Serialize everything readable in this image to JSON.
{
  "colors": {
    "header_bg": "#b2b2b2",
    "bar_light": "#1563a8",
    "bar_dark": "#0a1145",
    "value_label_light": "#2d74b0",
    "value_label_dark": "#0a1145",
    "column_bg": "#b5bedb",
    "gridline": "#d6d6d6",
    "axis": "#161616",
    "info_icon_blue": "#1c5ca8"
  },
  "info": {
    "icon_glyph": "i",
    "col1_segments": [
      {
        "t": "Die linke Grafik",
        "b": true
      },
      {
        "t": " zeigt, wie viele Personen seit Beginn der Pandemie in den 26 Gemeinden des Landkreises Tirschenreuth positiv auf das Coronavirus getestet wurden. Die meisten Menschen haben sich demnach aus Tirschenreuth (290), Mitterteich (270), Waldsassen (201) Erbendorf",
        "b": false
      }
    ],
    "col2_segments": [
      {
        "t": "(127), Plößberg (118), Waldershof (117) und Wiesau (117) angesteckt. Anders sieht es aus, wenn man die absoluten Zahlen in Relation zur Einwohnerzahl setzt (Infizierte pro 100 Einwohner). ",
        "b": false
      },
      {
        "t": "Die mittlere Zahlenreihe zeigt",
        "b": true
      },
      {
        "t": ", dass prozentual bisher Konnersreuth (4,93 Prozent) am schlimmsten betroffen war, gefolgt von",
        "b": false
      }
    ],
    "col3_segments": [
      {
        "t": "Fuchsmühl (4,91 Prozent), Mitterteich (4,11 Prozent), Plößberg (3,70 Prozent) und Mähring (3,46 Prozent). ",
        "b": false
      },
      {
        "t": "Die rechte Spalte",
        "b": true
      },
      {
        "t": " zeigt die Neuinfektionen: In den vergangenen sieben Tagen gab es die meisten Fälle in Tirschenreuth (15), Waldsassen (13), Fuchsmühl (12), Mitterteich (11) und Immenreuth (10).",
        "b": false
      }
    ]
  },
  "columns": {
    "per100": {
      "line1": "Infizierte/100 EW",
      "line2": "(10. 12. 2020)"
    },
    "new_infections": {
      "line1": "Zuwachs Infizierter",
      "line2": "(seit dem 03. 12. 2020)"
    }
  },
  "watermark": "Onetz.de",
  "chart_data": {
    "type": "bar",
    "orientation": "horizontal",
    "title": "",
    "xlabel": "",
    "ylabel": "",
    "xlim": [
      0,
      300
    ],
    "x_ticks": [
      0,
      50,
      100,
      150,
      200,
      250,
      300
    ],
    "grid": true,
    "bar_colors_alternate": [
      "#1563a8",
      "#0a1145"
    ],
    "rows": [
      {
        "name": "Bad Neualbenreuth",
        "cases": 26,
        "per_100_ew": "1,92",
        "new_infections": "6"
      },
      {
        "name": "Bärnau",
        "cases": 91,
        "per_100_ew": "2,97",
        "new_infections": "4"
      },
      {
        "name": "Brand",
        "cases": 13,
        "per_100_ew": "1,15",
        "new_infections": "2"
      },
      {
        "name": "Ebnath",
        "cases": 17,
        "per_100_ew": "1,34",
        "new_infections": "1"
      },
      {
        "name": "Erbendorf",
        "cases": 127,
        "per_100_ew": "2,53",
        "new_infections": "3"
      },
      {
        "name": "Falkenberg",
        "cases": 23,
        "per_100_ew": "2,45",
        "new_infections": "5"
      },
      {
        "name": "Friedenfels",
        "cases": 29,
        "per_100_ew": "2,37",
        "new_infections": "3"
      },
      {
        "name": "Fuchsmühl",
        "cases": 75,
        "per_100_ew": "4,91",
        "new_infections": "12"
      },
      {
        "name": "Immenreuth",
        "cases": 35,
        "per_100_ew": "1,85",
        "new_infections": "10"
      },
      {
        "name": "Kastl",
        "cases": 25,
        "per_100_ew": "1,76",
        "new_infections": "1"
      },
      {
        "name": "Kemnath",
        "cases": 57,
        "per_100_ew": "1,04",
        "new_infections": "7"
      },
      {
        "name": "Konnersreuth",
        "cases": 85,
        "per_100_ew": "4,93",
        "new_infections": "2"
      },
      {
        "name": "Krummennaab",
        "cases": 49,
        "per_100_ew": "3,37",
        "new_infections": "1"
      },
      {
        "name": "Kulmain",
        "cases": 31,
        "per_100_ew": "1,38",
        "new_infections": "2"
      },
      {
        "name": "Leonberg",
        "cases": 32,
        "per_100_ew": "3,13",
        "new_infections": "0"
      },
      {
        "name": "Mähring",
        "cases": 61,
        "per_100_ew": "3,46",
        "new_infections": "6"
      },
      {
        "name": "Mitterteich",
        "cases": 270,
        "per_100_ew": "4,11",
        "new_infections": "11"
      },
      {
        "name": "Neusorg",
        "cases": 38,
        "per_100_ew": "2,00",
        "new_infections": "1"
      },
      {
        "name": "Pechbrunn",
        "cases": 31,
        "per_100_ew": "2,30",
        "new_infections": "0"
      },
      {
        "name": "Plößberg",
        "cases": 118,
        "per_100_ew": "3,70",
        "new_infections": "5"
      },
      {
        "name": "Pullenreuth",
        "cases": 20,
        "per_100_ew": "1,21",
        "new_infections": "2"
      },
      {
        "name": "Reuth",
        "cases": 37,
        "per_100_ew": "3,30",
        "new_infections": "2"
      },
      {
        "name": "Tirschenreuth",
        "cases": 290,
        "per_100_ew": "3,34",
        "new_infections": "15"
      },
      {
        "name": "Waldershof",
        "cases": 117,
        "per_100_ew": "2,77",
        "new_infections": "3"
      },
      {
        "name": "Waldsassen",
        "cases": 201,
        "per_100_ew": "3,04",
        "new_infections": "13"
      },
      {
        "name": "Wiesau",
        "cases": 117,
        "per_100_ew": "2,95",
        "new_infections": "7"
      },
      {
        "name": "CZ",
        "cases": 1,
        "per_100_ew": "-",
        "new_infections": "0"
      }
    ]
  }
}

○ ○ ○ ○

▶ **WHAT THE EXERCISE ASKS**
Retype all of the data exactly, so that nothing differs from what is given.

▶ **WORKED SOLUTION**
Serialize everything readable in this image to JSON.
{
  "colors": {
    "header_bg": "#b2b2b2",
    "bar_light": "#1563a8",
    "bar_dark": "#0a1145",
    "value_label_light": "#2d74b0",
    "value_label_dark": "#0a1145",
    "column_bg": "#b5bedb",
    "gridline": "#d6d6d6",
    "axis": "#161616",
    "info_icon_blue": "#1c5ca8"
  },
  "info": {
    "icon_glyph": "i",
    "col1_segments": [
      {
        "t": "Die linke Grafik",
        "b": true
      },
      {
        "t": " zeigt, wie viele Personen seit Beginn der Pandemie in den 26 Gemeinden des Landkreises Tirschenreuth positiv auf das Coronavirus getestet wurden. Die meisten Menschen haben sich demnach aus Tirschenreuth (290), Mitterteich (270), Waldsassen (201) Erbendorf",
        "b": false
      }
    ],
    "col2_segments": [
      {
        "t": "(127), Plößberg (118), Waldershof (117) und Wiesau (117) angesteckt. Anders sieht es aus, wenn man die absoluten Zahlen in Relation zur Einwohnerzahl setzt (Infizierte pro 100 Einwohner). ",
        "b": false
      },
      {
        "t": "Die mittlere Zahlenreihe zeigt",
        "b": true
      },
      {
        "t": ", dass prozentual bisher Konnersreuth (4,93 Prozent) am schlimmsten betroffen war, gefolgt von",
        "b": false
      }
    ],
    "col3_segments": [
      {
        "t": "Fuchsmühl (4,91 Prozent), Mitterteich (4,11 Prozent), Plößberg (3,70 Prozent) und Mähring (3,46 Prozent). ",
        "b": false
      },
      {
        "t": "Die rechte Spalte",
        "b": true
      },
      {
        "t": " zeigt die Neuinfektionen: In den vergangenen sieben Tagen gab es die meisten Fälle in Tirschenreuth (15), Waldsassen (13), Fuchsmühl (12), Mitterteich (11) und Immenreuth (10).",
        "b": false
      }
    ]
  },
  "columns": {
    "per100": {
      "line1": "Infizierte/100 EW",
      "line2": "(10. 12. 2020)"
    },
    "new_infections": {
      "line1": "Zuwachs Infizierter",
      "line2": "(seit dem 03. 12. 2020)"
    }
  },
  "watermark": "Onetz.de",
  "chart_data": {
    "type": "bar",
    "orientation": "horizontal",
    "title": "",
    "xlabel": "",
    "ylabel": "",
    "xlim": [
      0,
      300
    ],
    "x_ticks": [
      0,
      50,
      100,
      150,
      200,
      250,
      300
    ],
    "grid": true,
    "bar_colors_alternate": [
      "#1563a8",
      "#0a1145"
    ],
    "rows": [
      {
        "name": "Bad Neualbenreuth",
        "cases": 26,
        "per_100_ew": "1,92",
        "new_infections": "6"
      },
      {
        "name": "Bärnau",
        "cases": 91,
        "per_100_ew": "2,97",
        "new_infections": "4"
      },
      {
        "name": "Brand",
        "cases": 13,
        "per_100_ew": "1,15",
        "new_infections": "2"
      },
      {
        "name": "Ebnath",
        "cases": 17,
        "per_100_ew": "1,34",
        "new_infections": "1"
      },
      {
        "name": "Erbendorf",
        "cases": 127,
        "per_100_ew": "2,53",
        "new_infections": "3"
      },
      {
        "name": "Falkenberg",
        "cases": 23,
        "per_100_ew": "2,45",
        "new_infections": "5"
      },
      {
        "name": "Friedenfels",
        "cases": 29,
        "per_100_ew": "2,37",
        "new_infections": "3"
      },
      {
        "name": "Fuchsmühl",
        "cases": 75,
        "per_100_ew": "4,91",
        "new_infections": "12"
      },
      {
        "name": "Immenreuth",
        "cases": 35,
        "per_100_ew": "1,85",
        "new_infections": "10"
      },
      {
        "name": "Kastl",
        "cases": 25,
        "per_100_ew": "1,76",
        "new_infections": "1"
      },
      {
        "name": "Kemnath",
        "cases": 57,
        "per_100_ew": "1,04",
        "new_infections": "7"
      },
      {
        "name": "Konnersreuth",
        "cases": 85,
        "per_100_ew": "4,93",
        "new_infections": "2"
      },
      {
        "name": "Krummennaab",
        "cases": 49,
        "per_100_ew": "3,37",
        "new_infections": "1"
      },
      {
        "name": "Kulmain",
        "cases": 31,
        "per_100_ew": "1,38",
        "new_infections": "2"
      },
      {
        "name": "Leonberg",
        "cases": 32,
        "per_100_ew": "3,13",
        "new_infections": "0"
      },
      {
        "name": "Mähring",
        "cases": 61,
        "per_100_ew": "3,46",
        "new_infections": "6"
      },
      {
        "name": "Mitterteich",
        "cases": 270,
        "per_100_ew": "4,11",
        "new_infections": "11"
      },
      {
        "name": "Neusorg",
        "cases": 38,
        "per_100_ew": "2,00",
        "new_infections": "1"
      },
      {
        "name": "Pechbrunn",
        "cases": 31,
        "per_100_ew": "2,30",
        "new_infections": "0"
      },
      {
        "name": "Plößberg",
        "cases": 118,
        "per_100_ew": "3,70",
        "new_infections": "5"
      },
      {
        "name": "Pullenreuth",
        "cases": 20,
        "per_100_ew": "1,21",
        "new_infections": "2"
      },
      {
        "name": "Reuth",
        "cases": 37,
        "per_100_ew": "3,30",
        "new_infections": "2"
      },
      {
        "name": "Tirschenreuth",
        "cases": 290,
        "per_100_ew": "3,34",
        "new_infections": "15"
      },
      {
        "name": "Waldershof",
        "cases": 117,
        "per_100_ew": "2,77",
        "new_infections": "3"
      },
      {
        "name": "Waldsassen",
        "cases": 201,
        "per_100_ew": "3,04",
        "new_infections": "13"
      },
      {
        "name": "Wiesau",
        "cases": 117,
        "per_100_ew": "2,95",
        "new_infections": "7"
      },
      {
        "name": "CZ",
        "cases": 1,
        "per_100_ew": "-",
        "new_infections": "0"
      }
    ]
  }
}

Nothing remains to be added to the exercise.